# DATA TO PROCESS

>>>>>

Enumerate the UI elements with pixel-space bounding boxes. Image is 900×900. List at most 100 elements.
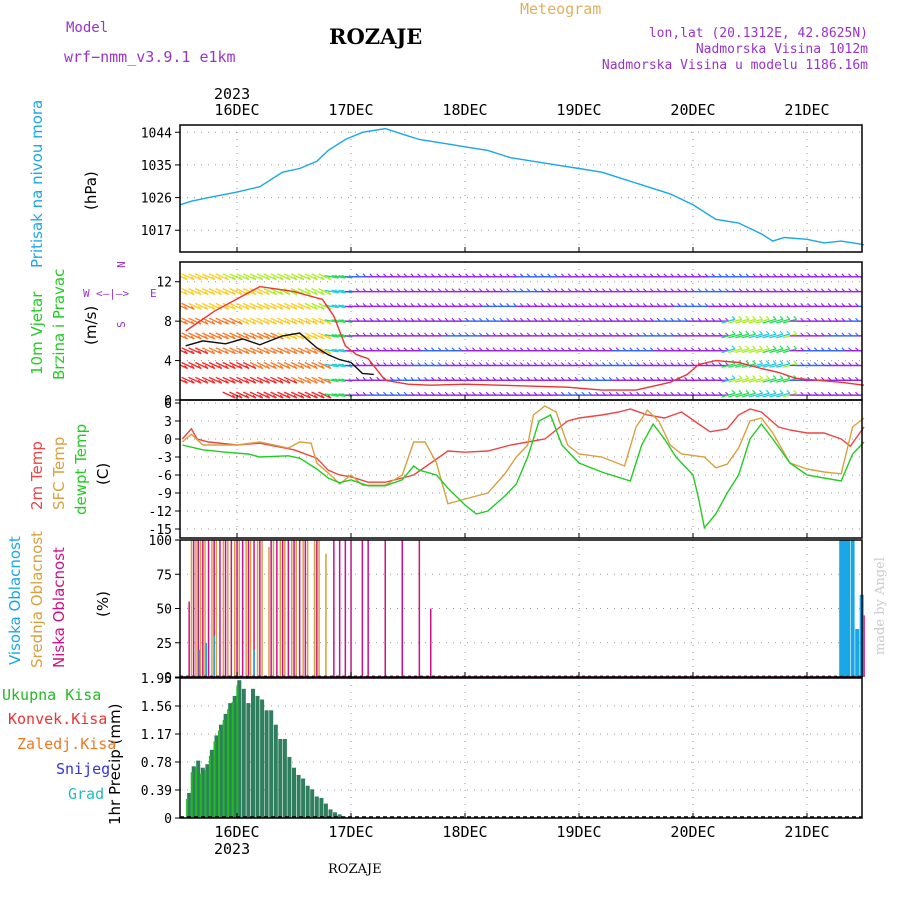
- wind-barb-flag: [779, 345, 784, 350]
- wind-barb-flag: [765, 315, 770, 320]
- wind-barb: [263, 376, 277, 384]
- wind-barb: [188, 376, 202, 384]
- elevation-label: Nadmorska Visina 1012m: [695, 42, 868, 57]
- wind-barb-flag: [232, 305, 236, 310]
- wind-barb: [195, 273, 209, 281]
- wind-barb-flag: [793, 330, 798, 335]
- cloud-bar-niska: [188, 601, 190, 677]
- wind-barb-flag: [225, 276, 229, 281]
- wind-barb: [236, 273, 250, 281]
- wind-barb-flag: [752, 315, 756, 320]
- year-top: 2023: [214, 85, 251, 103]
- wind-barb-flag: [869, 333, 872, 336]
- cloud-bar-niska: [276, 540, 278, 677]
- wind-barb: [195, 302, 209, 310]
- wind-barb-flag: [759, 330, 763, 335]
- precip-bar: [296, 774, 301, 818]
- wind-barb-flag: [752, 375, 756, 379]
- precip-bar: [219, 724, 223, 818]
- wind-barb: [215, 273, 229, 281]
- wind-barb-flag: [204, 305, 209, 310]
- wind-barb: [181, 361, 195, 370]
- wind-barb: [216, 392, 229, 398]
- wind-barb: [324, 334, 339, 338]
- wind-barb-flag: [266, 305, 270, 310]
- wind-barb: [249, 288, 263, 296]
- cloud-bar-srednja: [190, 540, 193, 677]
- wind-barb-flag: [225, 291, 229, 295]
- wind-barb: [735, 392, 749, 398]
- temp-label-dewpt: dewpt Temp: [72, 423, 90, 515]
- wind-barb: [741, 392, 756, 398]
- wind-barb-flag: [184, 320, 188, 325]
- wind-barb: [290, 376, 305, 384]
- wind-barb: [755, 333, 770, 339]
- wind-barb: [776, 348, 790, 354]
- model-elevation-label: Nadmorska Visina u modelu 1186.16m: [601, 58, 868, 73]
- wind-barb: [776, 377, 790, 383]
- wind-barb: [222, 317, 236, 325]
- wind-barb: [181, 347, 195, 355]
- cloud-bar-niska: [247, 540, 250, 677]
- precip-bar: [241, 688, 246, 818]
- precip-bar: [251, 688, 255, 818]
- cloud-bar-niska: [298, 540, 301, 677]
- wind-barb-flag: [225, 335, 229, 340]
- wind-barb: [249, 332, 263, 340]
- precip-bar: [196, 760, 201, 818]
- wind-barb: [769, 318, 784, 324]
- x-tick-label-bottom: 19DEC: [556, 823, 601, 841]
- wind-barb-flag: [279, 350, 284, 355]
- wind-barb: [776, 318, 790, 324]
- wind-barb: [229, 391, 243, 399]
- wind-barb: [311, 361, 325, 370]
- wind-barb-flag: [759, 375, 763, 379]
- model-label: Model: [66, 20, 109, 36]
- wind-barb: [318, 273, 332, 281]
- wind-barb: [215, 361, 229, 370]
- wind-label-line2: Brzina i Pravac: [50, 268, 68, 380]
- wind-barb-flag: [320, 379, 325, 384]
- wind-barb: [331, 274, 346, 279]
- wind-barb: [297, 273, 311, 281]
- wind-barb: [215, 317, 229, 325]
- precip-bar-rain: [231, 701, 234, 818]
- wind-barb: [208, 376, 222, 384]
- wind-barb: [762, 333, 777, 339]
- cloud-bar-visoka: [213, 635, 215, 677]
- wind-barb-flag: [218, 379, 223, 384]
- cloud-label-srednja: Srednja Oblacnost: [28, 530, 46, 668]
- wind-barb: [236, 391, 250, 399]
- cloud-bar-niska: [236, 540, 238, 677]
- wind-barb-flag: [190, 305, 195, 310]
- wind-barb: [311, 332, 325, 340]
- wind-barb: [290, 347, 305, 355]
- wind-barb: [304, 302, 318, 310]
- wind-barb-flag: [197, 276, 202, 281]
- cloud-bar-srednja: [195, 540, 197, 677]
- wind-barb-flag: [745, 330, 750, 335]
- wind-barb-flag: [184, 350, 188, 355]
- precip-bar: [319, 797, 324, 818]
- cloud-bar-visoka: [850, 540, 855, 677]
- cloud-bar-visoka: [842, 540, 847, 677]
- wind-barb: [201, 288, 216, 296]
- wind-barb-flag: [759, 360, 763, 365]
- wind-barb: [263, 317, 277, 325]
- wind-barb-flag: [184, 365, 188, 369]
- wind-unit: (m/s): [82, 305, 100, 345]
- wind-barb: [249, 273, 263, 281]
- wind-barb-flag: [273, 305, 277, 310]
- wind-barb-flag: [293, 335, 298, 340]
- wind-barb-flag: [307, 276, 311, 281]
- wind-barb-flag: [307, 291, 311, 295]
- cloud-bar-niska: [344, 540, 347, 677]
- wind-barb: [304, 391, 318, 399]
- wind-barb-flag: [232, 379, 236, 384]
- wind-barb: [236, 332, 250, 340]
- wind-barb-flag: [314, 394, 318, 399]
- wind-barb: [290, 391, 305, 399]
- wind-barb-flag: [238, 305, 243, 310]
- x-tick-label-bottom: 17DEC: [328, 823, 373, 841]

<<<<<

# EXERCISE TASK
Reproduce all of the data above verbatim, leaving out any pictures.

# FULL RESPONSE
Enumerate the UI elements with pixel-space bounding boxes. Image is 900×900. List at most 100 elements.
- wind-barb-flag: [779, 345, 784, 350]
- wind-barb-flag: [765, 315, 770, 320]
- wind-barb: [263, 376, 277, 384]
- wind-barb: [188, 376, 202, 384]
- elevation-label: Nadmorska Visina 1012m: [695, 42, 868, 57]
- wind-barb-flag: [232, 305, 236, 310]
- wind-barb: [195, 273, 209, 281]
- wind-barb-flag: [793, 330, 798, 335]
- cloud-bar-niska: [188, 601, 190, 677]
- wind-barb-flag: [225, 276, 229, 281]
- wind-barb: [236, 273, 250, 281]
- wind-barb-flag: [752, 315, 756, 320]
- year-top: 2023: [214, 85, 251, 103]
- wind-barb-flag: [869, 333, 872, 336]
- cloud-bar-niska: [276, 540, 278, 677]
- wind-barb: [195, 302, 209, 310]
- wind-barb-flag: [759, 330, 763, 335]
- precip-bar: [296, 774, 301, 818]
- wind-barb-flag: [752, 375, 756, 379]
- precip-bar: [219, 724, 223, 818]
- wind-barb: [215, 273, 229, 281]
- wind-barb-flag: [204, 305, 209, 310]
- wind-barb: [181, 361, 195, 370]
- wind-barb: [216, 392, 229, 398]
- wind-barb: [324, 334, 339, 338]
- wind-barb-flag: [266, 305, 270, 310]
- wind-barb: [249, 288, 263, 296]
- cloud-bar-srednja: [190, 540, 193, 677]
- wind-barb-flag: [225, 291, 229, 295]
- wind-barb: [735, 392, 749, 398]
- temp-label-dewpt: dewpt Temp: [72, 423, 90, 515]
- wind-barb: [741, 392, 756, 398]
- wind-barb-flag: [184, 320, 188, 325]
- wind-barb: [290, 376, 305, 384]
- wind-barb: [755, 333, 770, 339]
- wind-barb: [776, 348, 790, 354]
- model-elevation-label: Nadmorska Visina u modelu 1186.16m: [601, 58, 868, 73]
- wind-barb: [776, 377, 790, 383]
- wind-barb: [222, 317, 236, 325]
- wind-barb: [181, 347, 195, 355]
- cloud-bar-niska: [247, 540, 250, 677]
- precip-bar: [241, 688, 246, 818]
- precip-bar: [251, 688, 255, 818]
- cloud-bar-niska: [298, 540, 301, 677]
- wind-barb-flag: [225, 335, 229, 340]
- wind-barb: [249, 332, 263, 340]
- precip-bar: [196, 760, 201, 818]
- wind-barb: [769, 318, 784, 324]
- x-tick-label-bottom: 19DEC: [556, 823, 601, 841]
- wind-barb-flag: [279, 350, 284, 355]
- wind-barb: [776, 318, 790, 324]
- wind-barb: [229, 391, 243, 399]
- wind-barb: [311, 361, 325, 370]
- wind-barb-flag: [759, 375, 763, 379]
- model-label: Model: [66, 20, 109, 36]
- wind-barb: [318, 273, 332, 281]
- wind-barb: [215, 361, 229, 370]
- wind-label-line2: Brzina i Pravac: [50, 268, 68, 380]
- wind-barb-flag: [320, 379, 325, 384]
- wind-barb: [331, 274, 346, 279]
- wind-barb: [297, 273, 311, 281]
- wind-barb: [215, 317, 229, 325]
- precip-bar-rain: [231, 701, 234, 818]
- wind-barb: [208, 376, 222, 384]
- wind-barb: [762, 333, 777, 339]
- cloud-bar-visoka: [213, 635, 215, 677]
- wind-barb-flag: [218, 379, 223, 384]
- cloud-label-srednja: Srednja Oblacnost: [28, 530, 46, 668]
- wind-barb: [236, 391, 250, 399]
- cloud-bar-niska: [236, 540, 238, 677]
- wind-barb-flag: [190, 305, 195, 310]
- wind-barb: [311, 332, 325, 340]
- wind-barb: [290, 347, 305, 355]
- wind-barb: [304, 302, 318, 310]
- wind-barb-flag: [197, 276, 202, 281]
- cloud-bar-srednja: [195, 540, 197, 677]
- wind-barb-flag: [745, 330, 750, 335]
- wind-barb-flag: [184, 350, 188, 355]
- precip-bar: [319, 797, 324, 818]
- cloud-bar-visoka: [850, 540, 855, 677]
- cloud-bar-visoka: [842, 540, 847, 677]
- wind-barb: [201, 288, 216, 296]
- wind-barb-flag: [759, 360, 763, 365]
- wind-barb: [263, 317, 277, 325]
- wind-barb-flag: [184, 365, 188, 369]
- wind-unit: (m/s): [82, 305, 100, 345]
- wind-barb: [249, 273, 263, 281]
- wind-barb-flag: [273, 305, 277, 310]
- wind-barb-flag: [293, 335, 298, 340]
- wind-barb-flag: [307, 276, 311, 281]
- wind-barb-flag: [307, 291, 311, 295]
- cloud-bar-niska: [344, 540, 347, 677]
- wind-barb: [304, 391, 318, 399]
- wind-barb-flag: [232, 379, 236, 384]
- wind-barb: [236, 332, 250, 340]
- wind-barb-flag: [314, 394, 318, 399]
- wind-barb: [290, 391, 305, 399]
- wind-barb-flag: [238, 305, 243, 310]
- x-tick-label-bottom: 17DEC: [328, 823, 373, 841]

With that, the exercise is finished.